Exercise task: Retype each line of the material exactly, please, skipping any picture in it.

-- BEGIN Provided material --

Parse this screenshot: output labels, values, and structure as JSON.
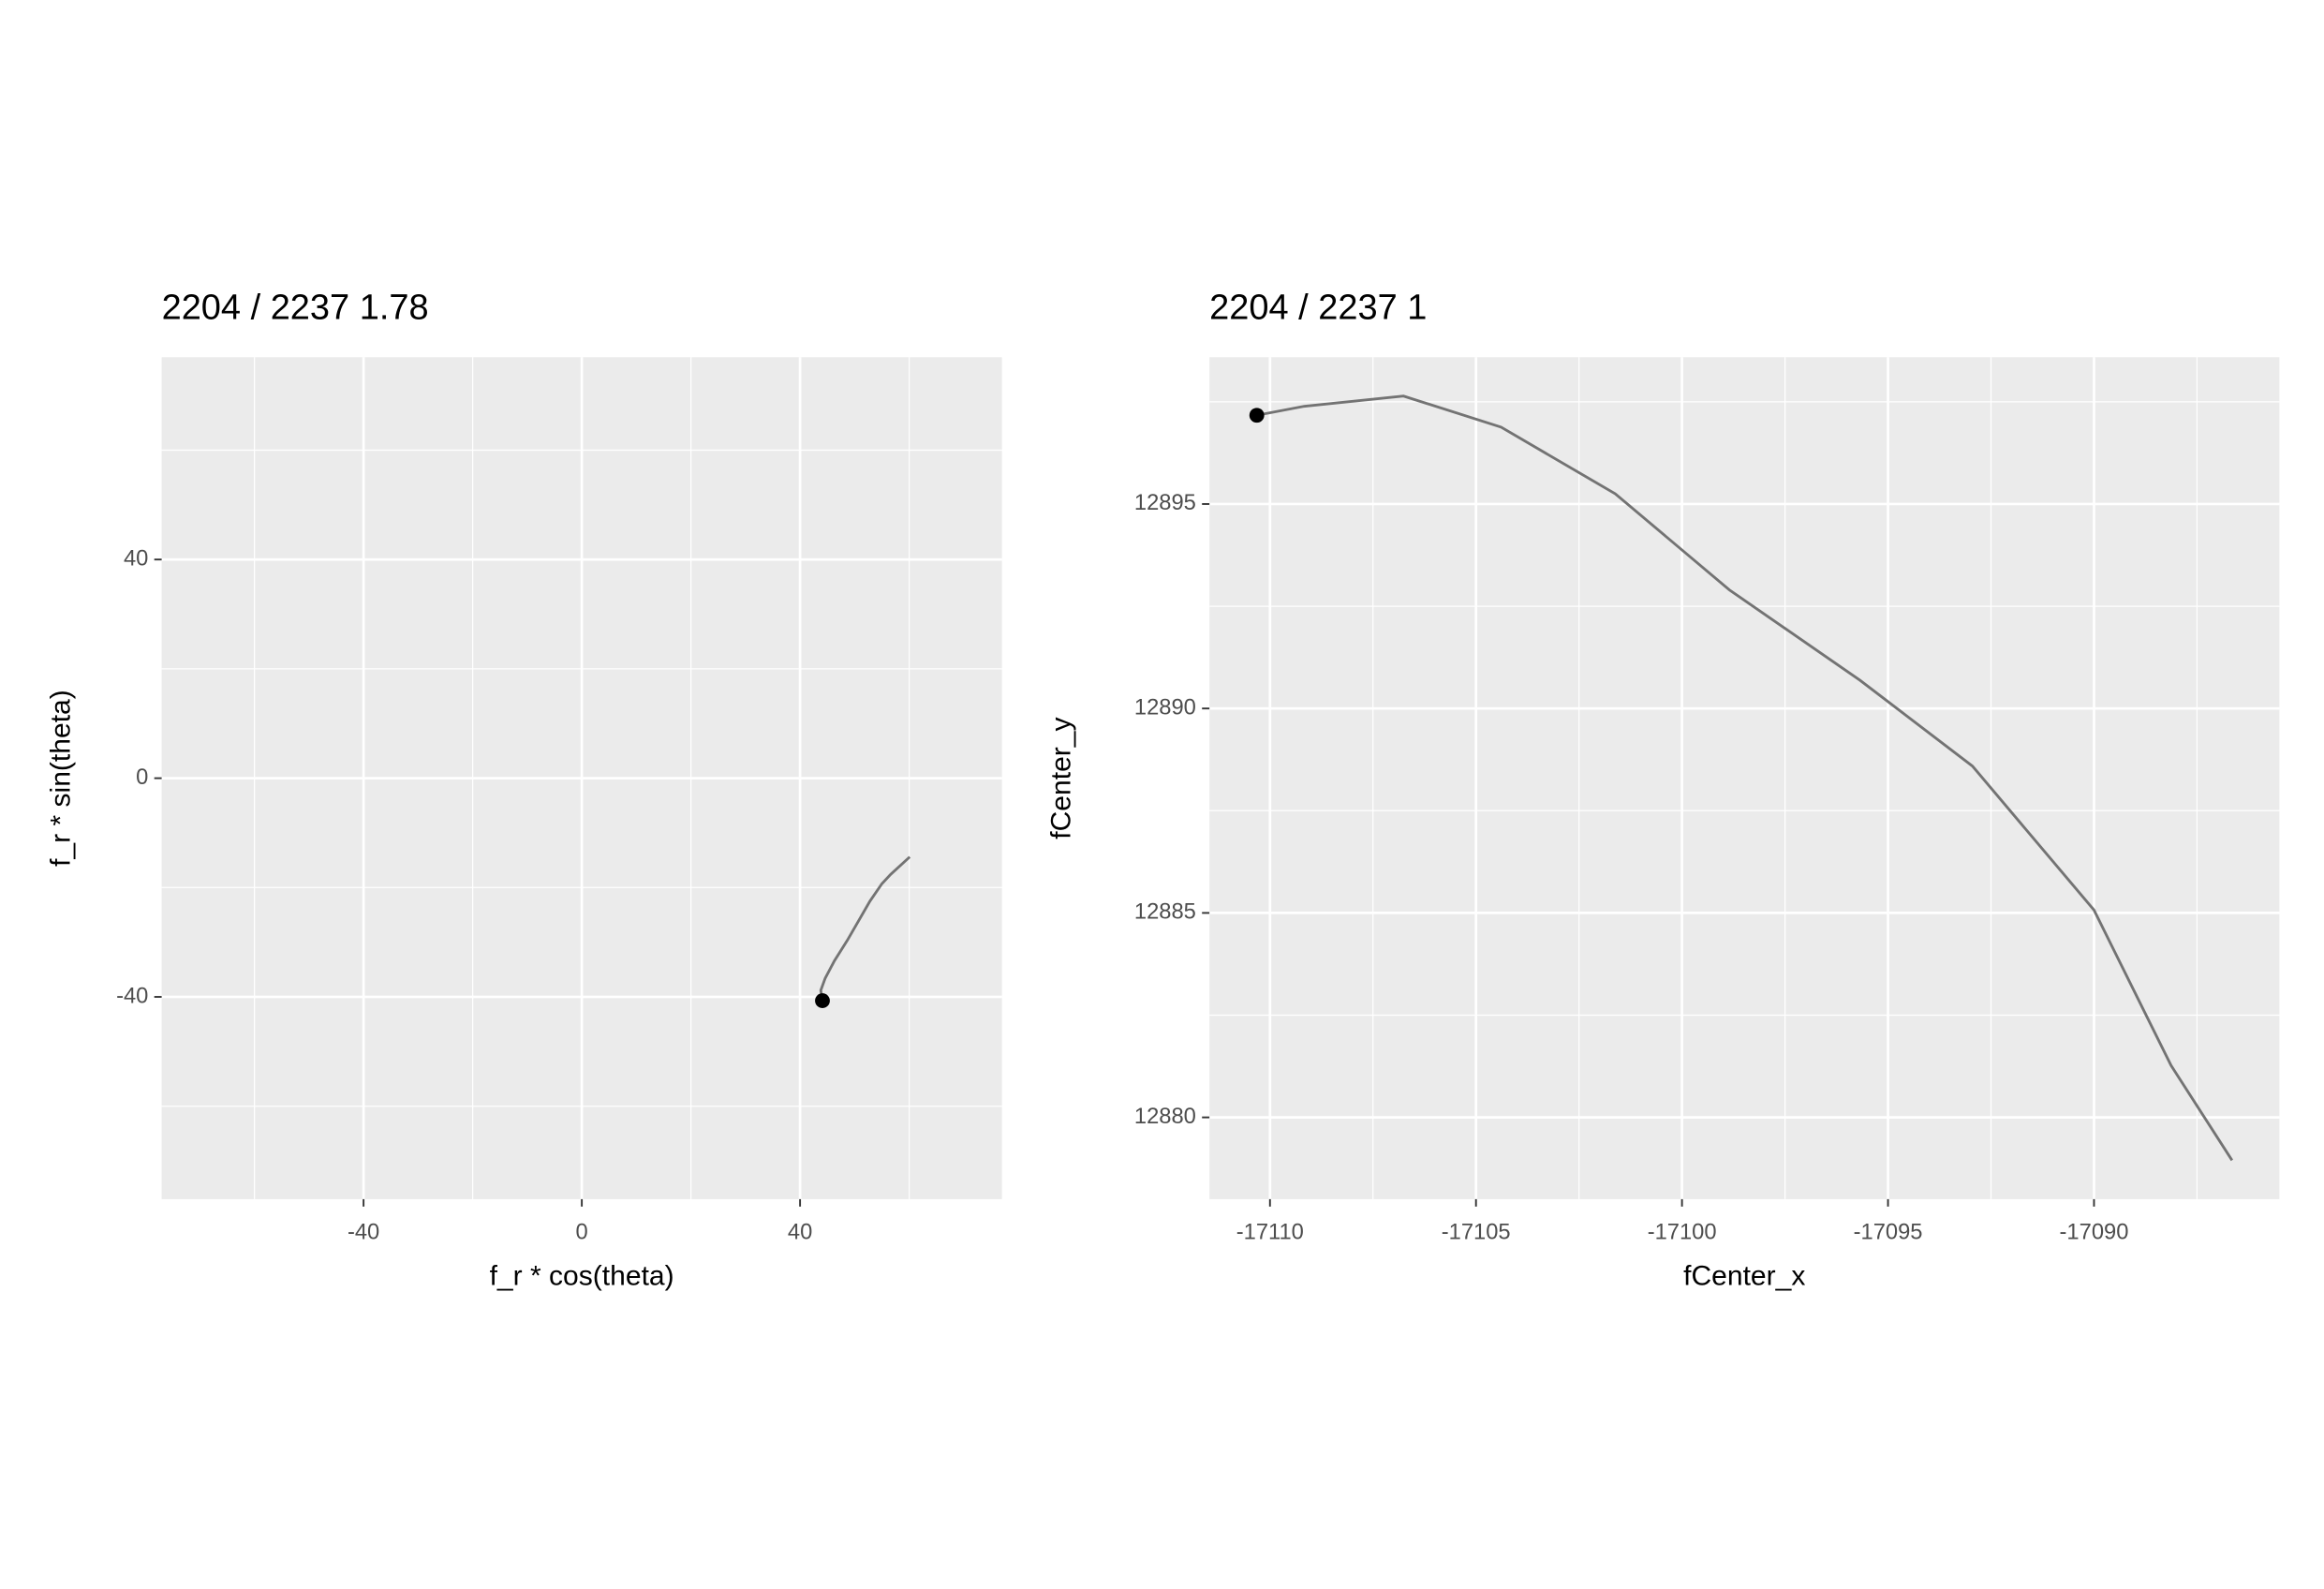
{
  "chart_data": [
    {
      "type": "line",
      "title": "2204 / 2237 1.78",
      "x_label": "f_r * cos(theta)",
      "y_label": "f_r * sin(theta)",
      "x": [
        44.1,
        43.8,
        44.6,
        46.3,
        48.7,
        52.8,
        55.0,
        56.6,
        60.1
      ],
      "series": [
        {
          "color": "#737373",
          "values": [
            -40.7,
            -38.8,
            -36.6,
            -33.4,
            -29.6,
            -22.5,
            -19.3,
            -17.6,
            -14.4
          ]
        }
      ],
      "marker": {
        "x": 44.1,
        "y": -40.7,
        "color": "#000000"
      },
      "xlim": [
        -77,
        77
      ],
      "ylim": [
        -77,
        77
      ],
      "xticks": [
        -40,
        0,
        40
      ],
      "yticks": [
        -40,
        0,
        40
      ],
      "grid": true
    },
    {
      "type": "line",
      "title": "2204 / 2237 1",
      "x_label": "fCenter_x",
      "y_label": "fCenter_y",
      "x": [
        -17110.32,
        -17109.17,
        -17106.76,
        -17104.39,
        -17101.62,
        -17098.85,
        -17095.68,
        -17092.95,
        -17090.0,
        -17088.13,
        -17086.65
      ],
      "series": [
        {
          "color": "#737373",
          "values": [
            12897.17,
            12897.39,
            12897.64,
            12896.88,
            12895.25,
            12892.9,
            12890.69,
            12888.59,
            12885.07,
            12881.27,
            12878.95
          ]
        }
      ],
      "marker": {
        "x": -17110.32,
        "y": 12897.17,
        "color": "#000000"
      },
      "xlim": [
        -17111.47,
        -17085.5
      ],
      "ylim": [
        12878.0,
        12898.59
      ],
      "xticks": [
        -17110,
        -17105,
        -17100,
        -17095,
        -17090
      ],
      "yticks": [
        12880,
        12885,
        12890,
        12895
      ],
      "grid": true
    }
  ]
}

-- END Provided material --

Result of this exercise:
Parse this screenshot: output labels, values, and structure as JSON.
{
  "chart_data": [
    {
      "type": "line",
      "title": "2204 / 2237 1.78",
      "x_label": "f_r * cos(theta)",
      "y_label": "f_r * sin(theta)",
      "x": [
        44.1,
        43.8,
        44.6,
        46.3,
        48.7,
        52.8,
        55.0,
        56.6,
        60.1
      ],
      "series": [
        {
          "color": "#737373",
          "values": [
            -40.7,
            -38.8,
            -36.6,
            -33.4,
            -29.6,
            -22.5,
            -19.3,
            -17.6,
            -14.4
          ]
        }
      ],
      "marker": {
        "x": 44.1,
        "y": -40.7,
        "color": "#000000"
      },
      "xlim": [
        -77,
        77
      ],
      "ylim": [
        -77,
        77
      ],
      "xticks": [
        -40,
        0,
        40
      ],
      "yticks": [
        -40,
        0,
        40
      ],
      "grid": true
    },
    {
      "type": "line",
      "title": "2204 / 2237 1",
      "x_label": "fCenter_x",
      "y_label": "fCenter_y",
      "x": [
        -17110.32,
        -17109.17,
        -17106.76,
        -17104.39,
        -17101.62,
        -17098.85,
        -17095.68,
        -17092.95,
        -17090.0,
        -17088.13,
        -17086.65
      ],
      "series": [
        {
          "color": "#737373",
          "values": [
            12897.17,
            12897.39,
            12897.64,
            12896.88,
            12895.25,
            12892.9,
            12890.69,
            12888.59,
            12885.07,
            12881.27,
            12878.95
          ]
        }
      ],
      "marker": {
        "x": -17110.32,
        "y": 12897.17,
        "color": "#000000"
      },
      "xlim": [
        -17111.47,
        -17085.5
      ],
      "ylim": [
        12878.0,
        12898.59
      ],
      "xticks": [
        -17110,
        -17105,
        -17100,
        -17095,
        -17090
      ],
      "yticks": [
        12880,
        12885,
        12890,
        12895
      ],
      "grid": true
    }
  ]
}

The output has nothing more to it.